▶ [GIVEN TASK] Only the number is wanted: how many lines of these entries contain the word "menjadi"?

▶ [PROVIDED DATA]
-=-=-=-=-

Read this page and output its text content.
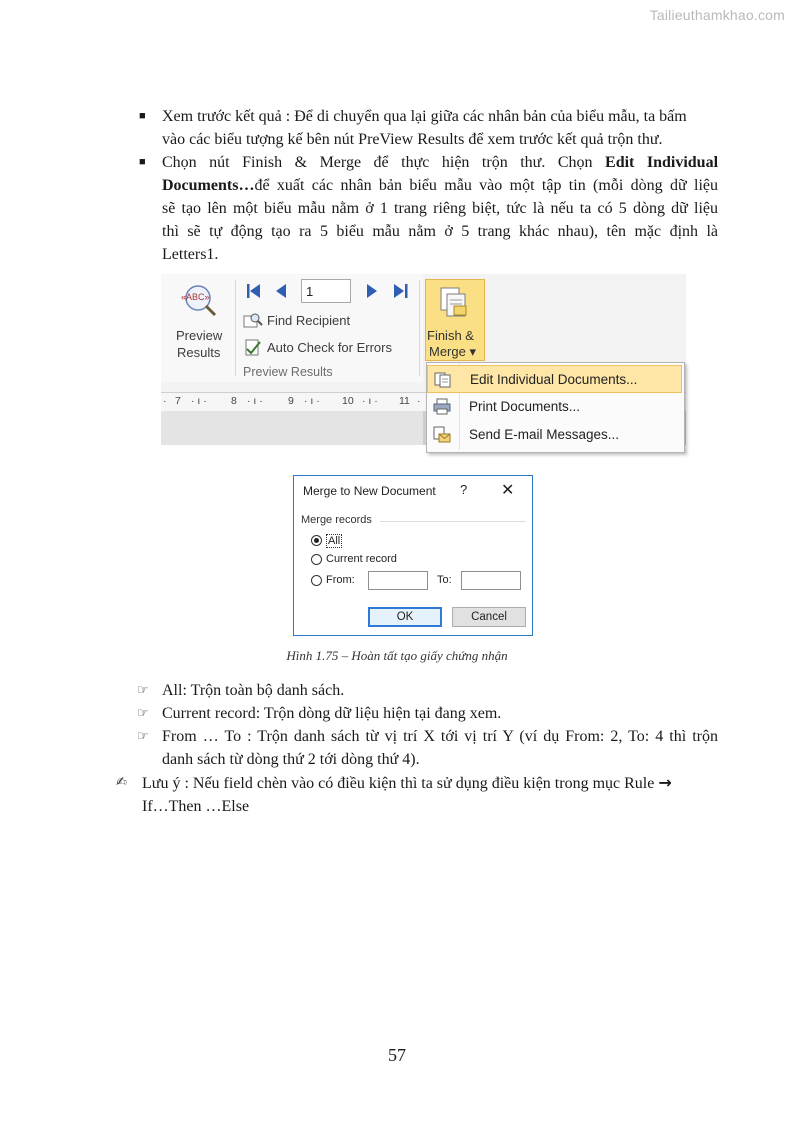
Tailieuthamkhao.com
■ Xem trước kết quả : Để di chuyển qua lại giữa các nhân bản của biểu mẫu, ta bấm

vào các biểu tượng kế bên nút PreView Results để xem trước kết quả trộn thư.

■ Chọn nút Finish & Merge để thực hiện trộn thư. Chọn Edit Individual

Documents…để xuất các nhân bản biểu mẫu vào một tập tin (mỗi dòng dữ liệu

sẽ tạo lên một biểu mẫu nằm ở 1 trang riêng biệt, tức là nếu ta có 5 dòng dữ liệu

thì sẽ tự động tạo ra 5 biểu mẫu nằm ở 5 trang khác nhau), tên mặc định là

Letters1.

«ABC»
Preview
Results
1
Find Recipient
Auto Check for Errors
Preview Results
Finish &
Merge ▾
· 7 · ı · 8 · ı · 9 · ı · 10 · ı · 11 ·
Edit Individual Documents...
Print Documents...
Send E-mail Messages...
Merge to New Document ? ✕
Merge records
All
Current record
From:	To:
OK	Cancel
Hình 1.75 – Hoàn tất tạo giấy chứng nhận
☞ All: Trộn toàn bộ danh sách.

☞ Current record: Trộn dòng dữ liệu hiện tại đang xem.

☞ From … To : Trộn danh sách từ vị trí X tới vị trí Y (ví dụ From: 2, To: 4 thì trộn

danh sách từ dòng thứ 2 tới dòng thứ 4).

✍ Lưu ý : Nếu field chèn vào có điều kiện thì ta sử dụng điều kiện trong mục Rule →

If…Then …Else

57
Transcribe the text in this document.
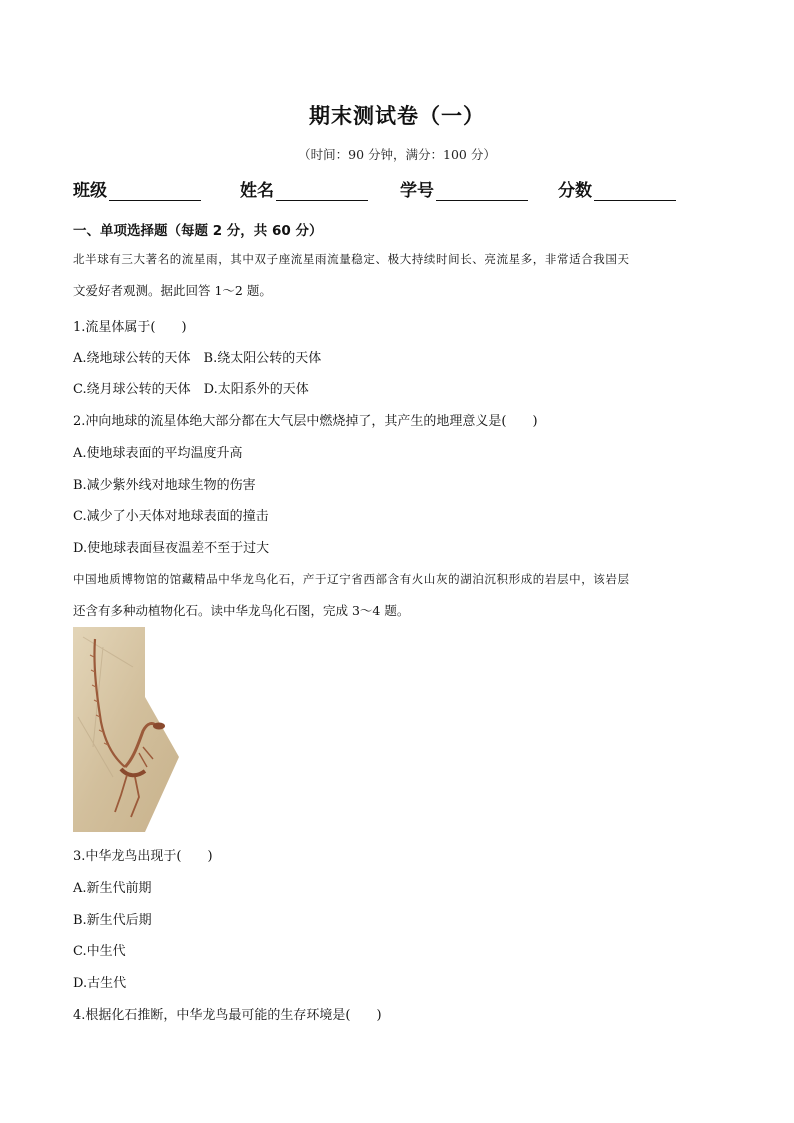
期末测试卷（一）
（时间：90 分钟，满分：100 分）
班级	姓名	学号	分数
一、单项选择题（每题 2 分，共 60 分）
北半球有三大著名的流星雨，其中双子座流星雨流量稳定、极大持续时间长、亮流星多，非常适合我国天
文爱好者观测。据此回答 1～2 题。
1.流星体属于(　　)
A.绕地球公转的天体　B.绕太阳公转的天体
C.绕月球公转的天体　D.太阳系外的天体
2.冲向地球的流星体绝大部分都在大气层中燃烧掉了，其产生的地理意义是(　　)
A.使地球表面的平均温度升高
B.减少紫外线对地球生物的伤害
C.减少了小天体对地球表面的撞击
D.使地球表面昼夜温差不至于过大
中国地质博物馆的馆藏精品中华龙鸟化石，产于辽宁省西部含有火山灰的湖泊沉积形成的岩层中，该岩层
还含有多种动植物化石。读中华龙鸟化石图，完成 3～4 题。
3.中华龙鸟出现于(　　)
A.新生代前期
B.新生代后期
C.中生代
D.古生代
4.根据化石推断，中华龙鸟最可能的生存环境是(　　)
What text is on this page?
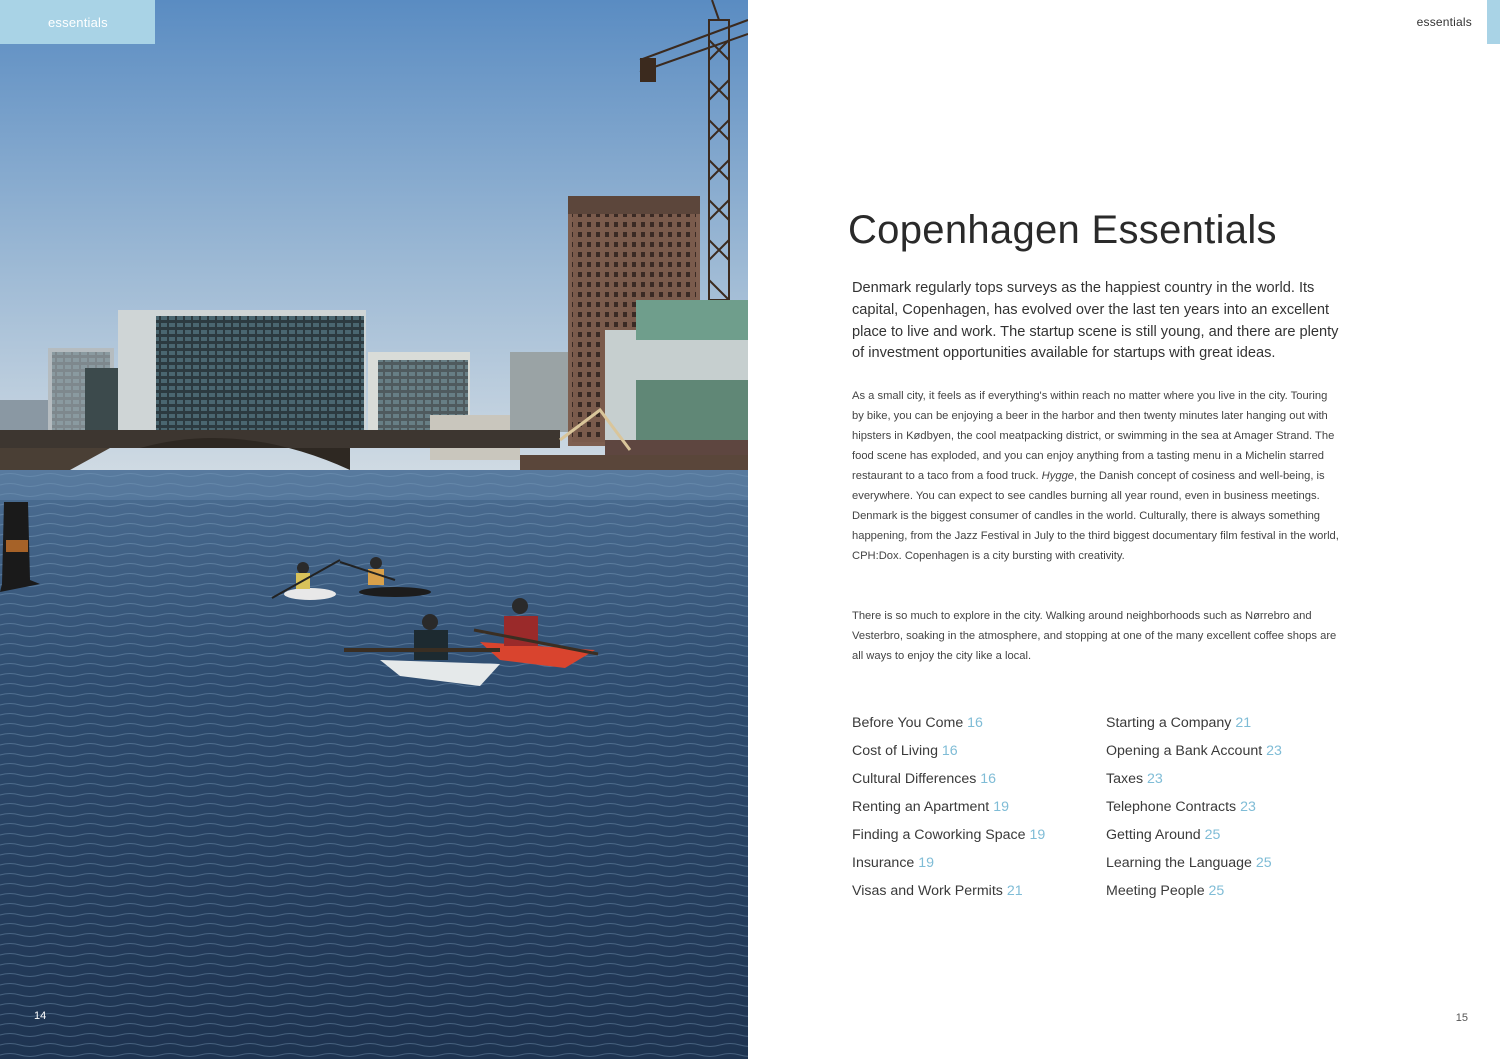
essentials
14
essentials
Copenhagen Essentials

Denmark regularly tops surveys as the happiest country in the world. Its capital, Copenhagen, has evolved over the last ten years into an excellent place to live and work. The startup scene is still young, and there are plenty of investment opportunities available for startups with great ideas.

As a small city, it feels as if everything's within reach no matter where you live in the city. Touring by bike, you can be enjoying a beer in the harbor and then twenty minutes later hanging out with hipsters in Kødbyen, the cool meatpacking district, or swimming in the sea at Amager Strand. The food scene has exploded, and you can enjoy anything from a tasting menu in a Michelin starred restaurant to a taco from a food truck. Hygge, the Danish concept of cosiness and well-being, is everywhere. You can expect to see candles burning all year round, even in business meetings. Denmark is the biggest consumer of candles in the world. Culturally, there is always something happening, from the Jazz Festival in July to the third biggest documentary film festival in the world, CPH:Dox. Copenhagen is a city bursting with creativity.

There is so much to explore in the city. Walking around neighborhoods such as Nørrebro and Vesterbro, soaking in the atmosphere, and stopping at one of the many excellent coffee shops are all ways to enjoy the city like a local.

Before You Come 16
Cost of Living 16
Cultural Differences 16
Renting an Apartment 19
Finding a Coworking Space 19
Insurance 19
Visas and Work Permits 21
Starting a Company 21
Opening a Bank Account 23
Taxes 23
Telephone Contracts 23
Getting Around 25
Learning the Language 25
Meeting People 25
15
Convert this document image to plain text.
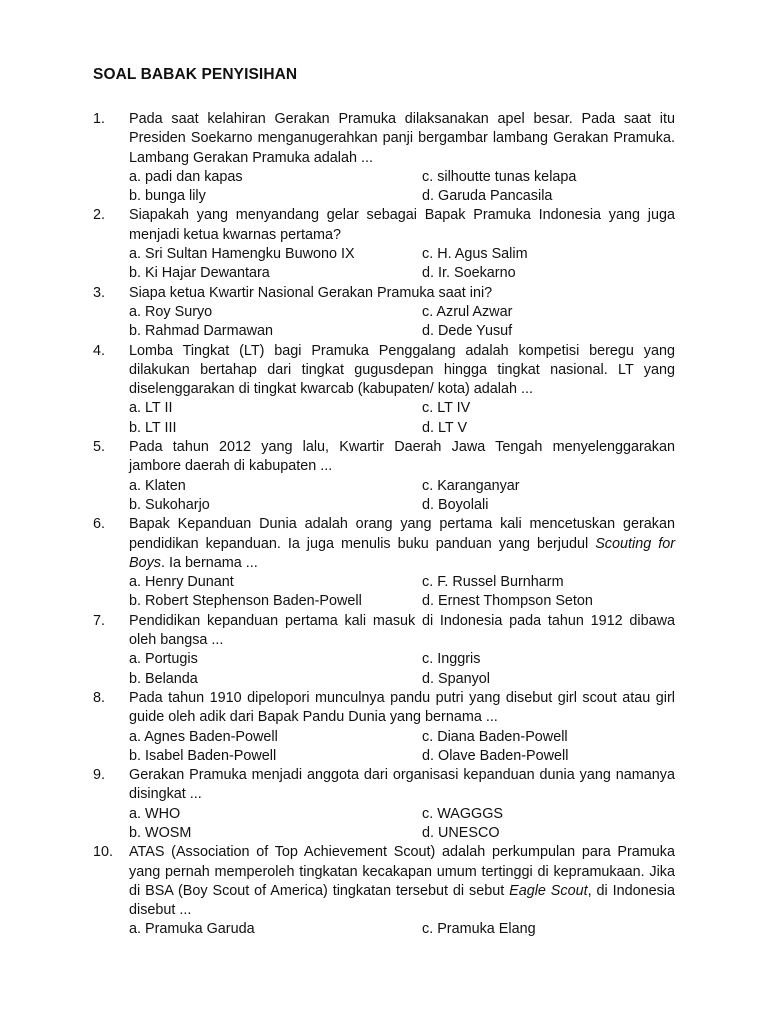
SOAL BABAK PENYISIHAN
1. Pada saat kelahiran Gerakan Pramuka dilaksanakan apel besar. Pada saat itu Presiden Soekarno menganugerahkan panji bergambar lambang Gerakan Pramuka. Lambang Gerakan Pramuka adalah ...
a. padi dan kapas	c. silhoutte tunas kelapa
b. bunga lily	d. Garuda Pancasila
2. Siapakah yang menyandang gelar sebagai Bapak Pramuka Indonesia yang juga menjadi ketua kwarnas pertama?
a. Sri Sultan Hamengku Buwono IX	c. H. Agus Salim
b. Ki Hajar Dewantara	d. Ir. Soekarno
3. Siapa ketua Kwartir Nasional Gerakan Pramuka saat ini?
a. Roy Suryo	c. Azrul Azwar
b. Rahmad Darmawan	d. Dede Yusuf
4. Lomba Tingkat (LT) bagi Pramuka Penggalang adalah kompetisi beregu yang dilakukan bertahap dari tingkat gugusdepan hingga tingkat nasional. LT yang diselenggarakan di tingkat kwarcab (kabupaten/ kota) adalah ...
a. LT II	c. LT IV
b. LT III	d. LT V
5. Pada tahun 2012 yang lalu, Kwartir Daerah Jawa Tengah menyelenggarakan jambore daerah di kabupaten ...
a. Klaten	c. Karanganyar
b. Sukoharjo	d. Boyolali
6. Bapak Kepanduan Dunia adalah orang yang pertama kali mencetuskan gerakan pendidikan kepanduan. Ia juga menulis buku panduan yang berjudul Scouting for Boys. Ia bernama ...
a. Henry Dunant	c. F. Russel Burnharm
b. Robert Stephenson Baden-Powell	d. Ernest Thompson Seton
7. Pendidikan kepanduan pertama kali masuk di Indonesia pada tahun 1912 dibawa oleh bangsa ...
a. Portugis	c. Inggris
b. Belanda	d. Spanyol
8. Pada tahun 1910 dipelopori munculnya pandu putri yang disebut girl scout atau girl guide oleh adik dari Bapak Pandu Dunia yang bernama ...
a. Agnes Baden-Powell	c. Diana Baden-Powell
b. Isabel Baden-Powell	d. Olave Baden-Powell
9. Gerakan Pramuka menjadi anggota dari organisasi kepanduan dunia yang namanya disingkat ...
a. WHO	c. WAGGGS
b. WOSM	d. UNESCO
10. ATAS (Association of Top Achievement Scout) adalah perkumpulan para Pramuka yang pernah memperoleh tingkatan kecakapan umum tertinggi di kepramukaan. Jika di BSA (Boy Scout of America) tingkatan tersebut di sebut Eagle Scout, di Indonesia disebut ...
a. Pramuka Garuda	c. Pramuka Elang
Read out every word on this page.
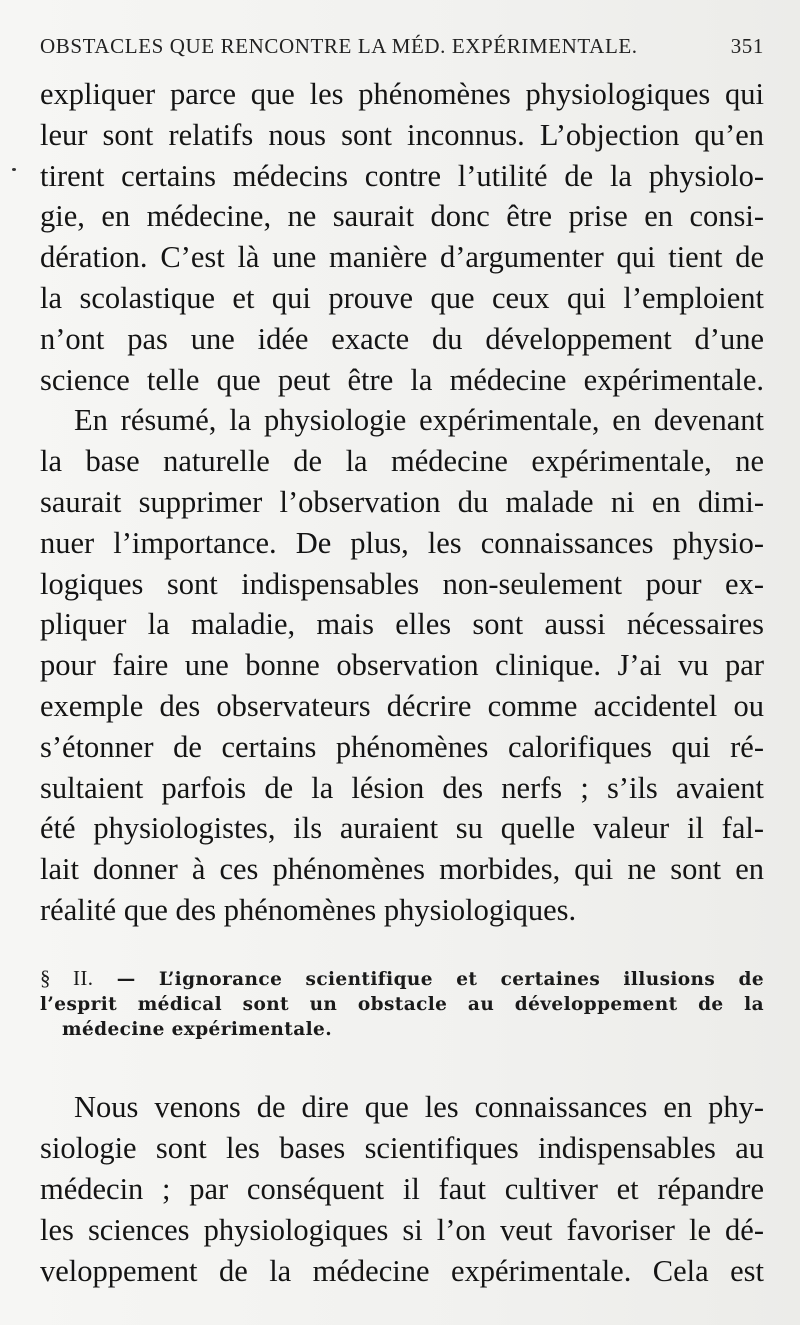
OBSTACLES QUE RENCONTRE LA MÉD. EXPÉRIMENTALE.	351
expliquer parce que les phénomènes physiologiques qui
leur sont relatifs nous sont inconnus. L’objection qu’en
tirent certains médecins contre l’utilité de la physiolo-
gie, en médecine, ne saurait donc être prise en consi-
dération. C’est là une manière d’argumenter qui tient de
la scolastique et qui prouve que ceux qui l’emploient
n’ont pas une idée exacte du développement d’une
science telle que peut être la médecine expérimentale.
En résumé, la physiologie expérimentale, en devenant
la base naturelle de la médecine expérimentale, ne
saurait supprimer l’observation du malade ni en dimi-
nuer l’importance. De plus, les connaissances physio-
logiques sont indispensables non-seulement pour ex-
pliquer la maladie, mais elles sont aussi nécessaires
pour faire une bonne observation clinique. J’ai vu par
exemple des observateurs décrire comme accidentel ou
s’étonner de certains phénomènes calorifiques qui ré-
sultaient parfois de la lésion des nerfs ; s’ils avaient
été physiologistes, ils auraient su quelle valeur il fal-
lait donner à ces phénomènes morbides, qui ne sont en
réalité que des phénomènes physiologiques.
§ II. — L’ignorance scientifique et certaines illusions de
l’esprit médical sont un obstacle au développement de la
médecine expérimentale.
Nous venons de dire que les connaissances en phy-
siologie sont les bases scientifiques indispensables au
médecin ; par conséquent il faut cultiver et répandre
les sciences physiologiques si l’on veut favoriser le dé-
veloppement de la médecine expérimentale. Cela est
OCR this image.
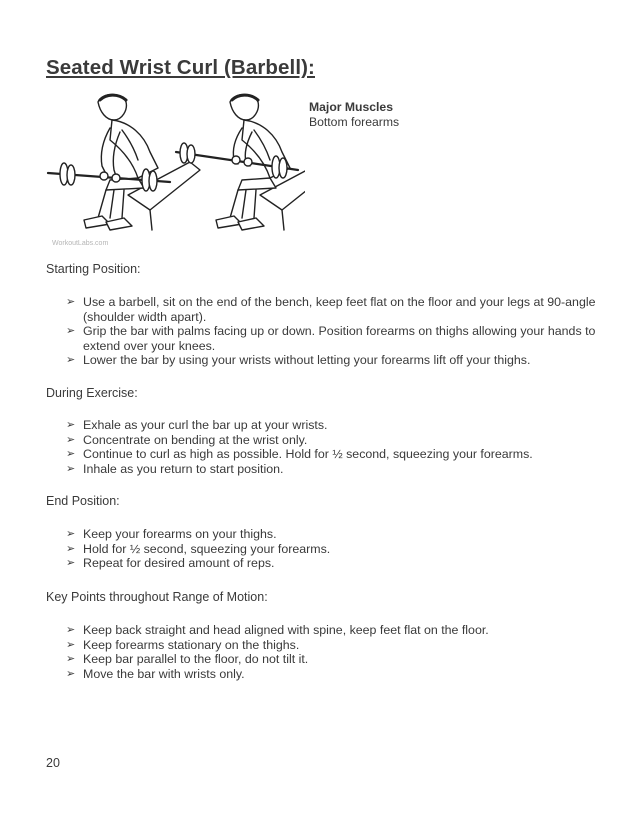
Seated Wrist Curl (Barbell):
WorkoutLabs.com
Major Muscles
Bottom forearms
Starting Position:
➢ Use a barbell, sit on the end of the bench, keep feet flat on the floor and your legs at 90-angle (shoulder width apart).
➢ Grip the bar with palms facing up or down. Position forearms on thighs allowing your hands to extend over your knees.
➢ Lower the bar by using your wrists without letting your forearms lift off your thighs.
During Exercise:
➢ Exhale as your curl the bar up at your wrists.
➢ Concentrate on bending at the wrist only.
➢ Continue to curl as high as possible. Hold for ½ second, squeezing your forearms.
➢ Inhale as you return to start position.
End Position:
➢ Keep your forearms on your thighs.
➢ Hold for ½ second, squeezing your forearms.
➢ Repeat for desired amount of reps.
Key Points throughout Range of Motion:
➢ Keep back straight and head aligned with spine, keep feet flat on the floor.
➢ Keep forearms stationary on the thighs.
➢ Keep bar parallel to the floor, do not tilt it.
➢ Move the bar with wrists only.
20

-=-=-=-=-

▶ [ANSWER IN FULL] 2